> _WHAT IS ASKED_
In the interview below, what street was the Art Students League of New York on?

> _DOCUMENT EXTRACT_
>>

You arrived in New York in 1958. What was your impression of the art scene when you arrived in New York?
At that time it was dominated by Abstract Expressionism, but the younger generation of artists wanted to break away from that. In my case, I’d had no access to information about American art before I came to the US. Japanese art magazines didn’t cover it. There had only been some basic coverage of Jackson Pollock. So I only learned about Abstract Expressionism once I came here, and with that Japan lost its relevance to me. I felt like I was ten years behind everybody else when it came to thinking about art.
How did you start to get involved with the New York art scene?
At that time, I wasn’t able to come here unless I had a student visa, so I joined the Art Students League of New York. But that wasn’t a very interesting place to be; it was where amateurs and bourgeois wives went, and the teachers were all conservative. So I hardly went to school at all. I would just sign in and go home. But I did make some friends there, and since it was on 57th Street, it was close to MoMA, so I’d often see the exhibitions there.
How come the Abstract Expressionist approach to painting using your whole body didn’t influence you? Did you feel driven to do something different from what everybody else was doing?
I really disliked their approach. But I was making more of a break from my background in Japan than a break from my peers in New York. In Japan I was studying traditional nihonga painting, using pigment, water, and animal glue. I’d never used oil paint before, so I didn’t know what techniques were involved. And yet I couldn’t bear the type of painting I already knew. It wasn’t so much nihonga materials as it was the institution of nihonga that I disliked. So when I came to America, I wanted to get out of that and create something on my own.
At your first solo exhibition at Green Gallery in 1961, you showed Untitled: Red and Blue (1961), Untitled: Red (1961), and Untitled: Black (1961). What inspired you create this kind of Minimalist work?

<<

> _INFORMATION PROVIDED_

>>

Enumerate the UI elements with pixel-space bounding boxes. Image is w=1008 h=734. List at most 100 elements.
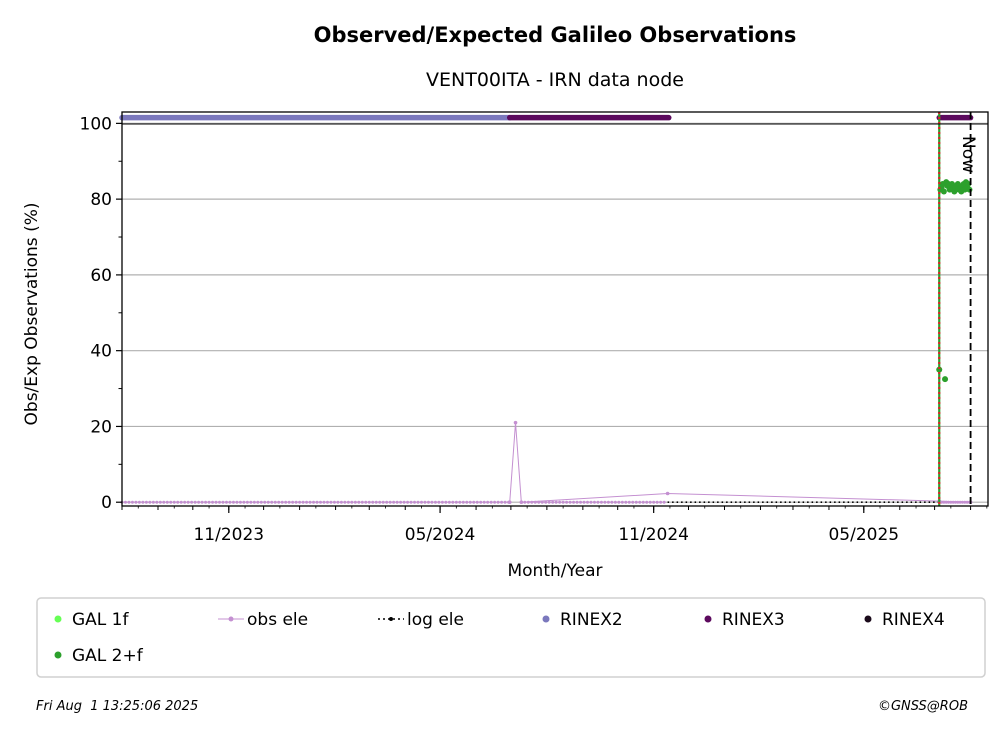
data-point-obs-ele — [960, 500, 964, 504]
data-point-obs-ele — [610, 500, 614, 504]
data-point-obs-ele — [312, 500, 316, 504]
data-point-obs-ele — [305, 500, 309, 504]
legend-label-rinex4: RINEX4 — [882, 610, 945, 630]
data-point-obs-ele — [176, 500, 180, 504]
data-point-obs-ele — [238, 500, 242, 504]
data-point-obs-ele — [137, 500, 141, 504]
data-point-gal-2-f — [940, 188, 947, 195]
data-point-obs-ele — [151, 500, 155, 504]
data-point-obs-ele — [249, 500, 253, 504]
data-point-obs-ele — [228, 500, 232, 504]
data-point-obs-ele — [475, 500, 479, 504]
data-point-obs-ele — [486, 500, 490, 504]
data-point-obs-ele — [413, 500, 417, 504]
x-axis-label: Month/Year — [507, 561, 602, 581]
time-markers — [938, 112, 972, 506]
data-point-obs-ele — [627, 500, 631, 504]
data-point-obs-ele — [430, 500, 434, 504]
data-point-obs-ele — [631, 500, 635, 504]
data-point-obs-ele — [294, 500, 298, 504]
data-point-obs-ele — [482, 500, 486, 504]
data-point-obs-ele — [381, 500, 385, 504]
data-point-obs-ele — [287, 500, 291, 504]
data-point-obs-ele — [298, 500, 302, 504]
legend: GAL 1f obs ele log ele RINEX2 RINEX3 RINEX4 GA… — [54, 610, 945, 666]
data-point-obs-ele — [218, 500, 222, 504]
data-point-obs-ele — [277, 500, 281, 504]
data-point-obs-ele — [231, 500, 235, 504]
data-point-obs-ele — [479, 500, 483, 504]
data-point-obs-ele — [266, 500, 270, 504]
data-point-obs-ele — [193, 500, 197, 504]
data-point-obs-ele — [322, 500, 326, 504]
data-point-obs-ele — [596, 500, 600, 504]
data-point-obs-ele — [409, 500, 413, 504]
y-tick-label: 0 — [101, 493, 112, 513]
data-point-obs-ele — [568, 500, 572, 504]
data-point-obs-ele — [280, 500, 284, 504]
data-point-obs-ele — [500, 500, 504, 504]
data-point-obs-ele — [634, 500, 638, 504]
legend-label-gal-2-f: GAL 2+f — [72, 646, 144, 666]
data-point-obs-ele — [242, 500, 246, 504]
data-point-obs-ele — [620, 500, 624, 504]
data-point-obs-ele — [575, 500, 579, 504]
data-point-obs-ele — [648, 500, 652, 504]
data-point-obs-ele — [169, 500, 173, 504]
y-tick-label: 60 — [90, 266, 112, 286]
data-point-obs-ele — [134, 500, 138, 504]
data-point-obs-ele — [503, 500, 507, 504]
data-point-obs-ele — [437, 500, 441, 504]
data-point-obs-ele — [579, 500, 583, 504]
legend-marker-dot-log-ele — [389, 617, 393, 621]
data-point-obs-ele — [963, 500, 967, 504]
data-point-obs-ele — [224, 500, 228, 504]
data-point-obs-ele — [947, 500, 951, 504]
data-point-obs-ele — [406, 500, 410, 504]
data-point-obs-ele — [399, 500, 403, 504]
data-point-obs-ele — [183, 500, 187, 504]
data-point-obs-ele — [158, 500, 162, 504]
data-point-obs-ele — [942, 500, 946, 504]
data-point-obs-ele — [325, 500, 329, 504]
data-point-obs-ele — [350, 500, 354, 504]
legend-marker-gal-1f — [54, 615, 62, 623]
data-point-obs-ele — [526, 500, 530, 504]
data-point-obs-ele — [451, 500, 455, 504]
data-point-obs-ele — [301, 500, 305, 504]
legend-label-rinex2: RINEX2 — [560, 610, 623, 630]
data-point-gal-2-f — [966, 186, 973, 193]
data-point-obs-ele — [659, 500, 663, 504]
data-point-obs-ele — [339, 500, 343, 504]
data-point-obs-ele — [953, 500, 957, 504]
data-point-obs-ele — [252, 500, 256, 504]
data-point-obs-ele — [388, 500, 392, 504]
data-point-obs-ele — [965, 500, 969, 504]
data-point-obs-ele — [319, 500, 323, 504]
legend-label-obs-ele: obs ele — [247, 610, 308, 630]
data-point-obs-ele — [458, 500, 462, 504]
y-tick-label: 20 — [90, 417, 112, 437]
data-point-obs-ele — [392, 500, 396, 504]
data-point-obs-ele — [603, 500, 607, 504]
legend-marker-dot-obs-ele — [228, 616, 234, 622]
grid-lines — [122, 122, 988, 503]
data-point-obs-ele — [141, 500, 145, 504]
data-point-obs-ele — [554, 500, 558, 504]
data-point-obs-ele — [949, 500, 953, 504]
legend-marker-rinex2 — [542, 615, 550, 623]
data-point-obs-ele — [148, 500, 152, 504]
data-point-obs-ele — [447, 500, 451, 504]
data-point-obs-ele — [256, 500, 260, 504]
data-point-obs-ele — [207, 500, 211, 504]
data-point-obs-ele — [123, 500, 127, 504]
series-line-obs-ele — [509, 422, 971, 503]
data-point-obs-ele — [638, 500, 642, 504]
data-point-obs-ele — [308, 500, 312, 504]
data-point-obs-ele — [537, 500, 541, 504]
data-point-obs-ele — [214, 500, 218, 504]
data-point-obs-ele — [263, 500, 267, 504]
data-point-obs-ele — [357, 500, 361, 504]
data-point-obs-ele — [273, 500, 277, 504]
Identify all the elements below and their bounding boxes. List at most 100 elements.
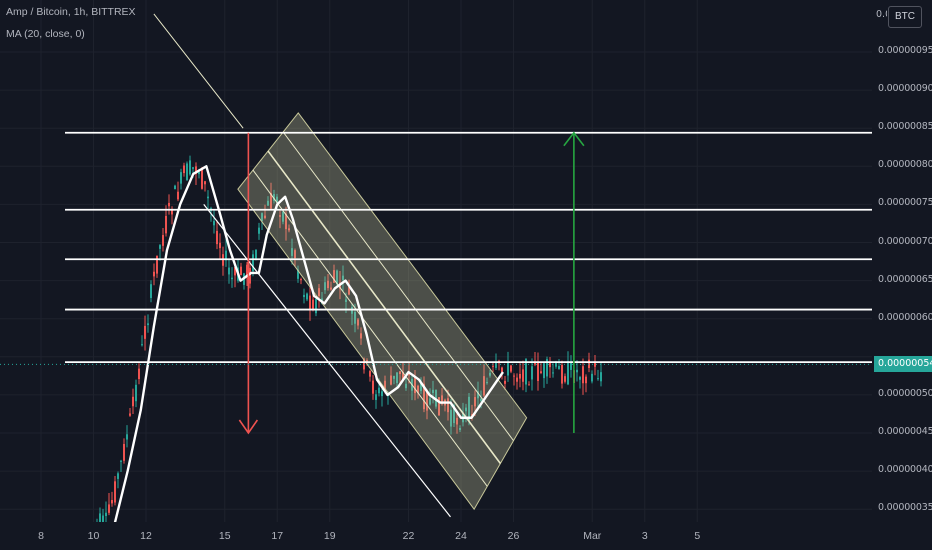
candle-body: [162, 235, 164, 246]
candle-body: [357, 319, 359, 326]
time-axis-label: Mar: [583, 530, 602, 542]
moving-average-line: [113, 165, 504, 522]
candle-body: [333, 270, 335, 283]
channel-lower-trendline: [203, 204, 451, 518]
candle-body: [480, 398, 482, 402]
candle-body: [474, 397, 476, 407]
candle-body: [261, 213, 263, 222]
price-axis-label: 0.00000040: [878, 464, 932, 476]
time-axis-label: 10: [87, 530, 100, 542]
candle-body: [537, 362, 539, 382]
candle-body: [594, 362, 596, 367]
time-axis-label: 3: [641, 530, 648, 542]
candle-body: [207, 196, 209, 199]
candle-body: [126, 434, 128, 440]
candle-body: [141, 344, 143, 346]
candle-body: [348, 286, 350, 295]
time-axis-label: 26: [507, 530, 520, 542]
candle-body: [507, 362, 509, 376]
candle-body: [522, 369, 524, 382]
candle-body: [525, 359, 527, 385]
candle-body: [264, 215, 266, 219]
candle-body: [192, 167, 194, 169]
price-axis[interactable]: 0.00000095 0.00000090 0.00000085 0.00000080…: [872, 0, 932, 522]
candle-body: [225, 250, 227, 261]
candle-body: [372, 380, 374, 394]
price-axis-label: 0.00000080: [878, 159, 932, 171]
time-axis-label: 22: [402, 530, 415, 542]
price-axis-label: 0.00000075: [878, 197, 932, 209]
candle-body: [258, 227, 260, 234]
candle-body: [336, 270, 338, 285]
candle-body: [228, 267, 230, 275]
candle-body: [174, 185, 176, 190]
candle-body: [273, 194, 275, 201]
candle-body: [399, 371, 401, 375]
price-axis-label: 0.00000035: [878, 502, 932, 514]
indicator-legend[interactable]: MA (20, close, 0): [6, 28, 85, 40]
candle-body: [306, 293, 308, 300]
candle-body: [570, 362, 572, 370]
price-axis-label: 0.00000090: [878, 83, 932, 95]
time-axis-label: 12: [140, 530, 152, 542]
candle-body: [405, 383, 407, 389]
price-axis-cut-label: 0.0: [876, 9, 887, 20]
candle-body: [135, 384, 137, 402]
time-axis-label: 19: [323, 530, 336, 542]
candle-body: [390, 375, 392, 385]
channel-band: [237, 112, 528, 511]
candle-body: [528, 384, 530, 386]
last-price-tag: 0.00000054: [874, 356, 932, 372]
candle-body: [516, 377, 518, 382]
time-axis[interactable]: 8 10 12 15 17 19 22 24 26 Mar 3 5: [0, 522, 932, 550]
candle-body: [381, 391, 383, 397]
candle-body: [441, 395, 443, 405]
candle-body: [285, 213, 287, 230]
candle-body: [240, 266, 242, 276]
candle-body: [477, 391, 479, 399]
time-axis-label: 15: [218, 530, 231, 542]
down-arrow-head: [238, 419, 259, 435]
candle-body: [153, 271, 155, 277]
candle-body: [588, 359, 590, 368]
candle-body: [486, 382, 488, 384]
candle-body: [513, 375, 515, 377]
candle-body: [252, 254, 254, 272]
candle-body: [117, 473, 119, 479]
candle-body: [171, 209, 173, 215]
candle-body: [108, 504, 110, 513]
candle-body: [435, 389, 437, 407]
candle-body: [219, 242, 221, 249]
currency-badge[interactable]: BTC: [888, 6, 922, 28]
arrow-drawings[interactable]: [238, 131, 585, 435]
candle-body: [147, 323, 149, 326]
candle-body: [585, 376, 587, 384]
candle-body: [492, 365, 494, 367]
candle-body: [159, 245, 161, 249]
candle-body: [330, 287, 332, 290]
candle-body: [183, 165, 185, 174]
candle-body: [102, 515, 104, 522]
candle-body: [576, 369, 578, 373]
price-axis-label: 0.00000065: [878, 273, 932, 285]
candle-body: [177, 191, 179, 200]
chart-grid: [0, 0, 872, 522]
horizontal-level-lines[interactable]: [65, 131, 872, 364]
candle-body: [402, 372, 404, 380]
candle-body: [279, 215, 281, 217]
candle-body: [249, 267, 251, 284]
candle-body: [483, 376, 485, 396]
chart-canvas[interactable]: [0, 0, 872, 522]
descending-channel-drawing[interactable]: [153, 13, 528, 518]
candle-body: [189, 160, 191, 175]
price-axis-label: 0.00000045: [878, 426, 932, 437]
channel-inner-line: [282, 131, 514, 441]
candle-body: [120, 460, 122, 462]
candle-body: [597, 378, 599, 380]
candle-body: [345, 299, 347, 302]
candle-body: [105, 512, 107, 517]
candle-body: [456, 417, 458, 425]
candle-body: [99, 513, 101, 522]
symbol-legend[interactable]: Amp / Bitcoin, 1h, BITTREX: [6, 6, 136, 18]
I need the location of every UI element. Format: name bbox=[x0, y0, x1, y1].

<<

> _RESULT FOR THIS TASK_
57th Street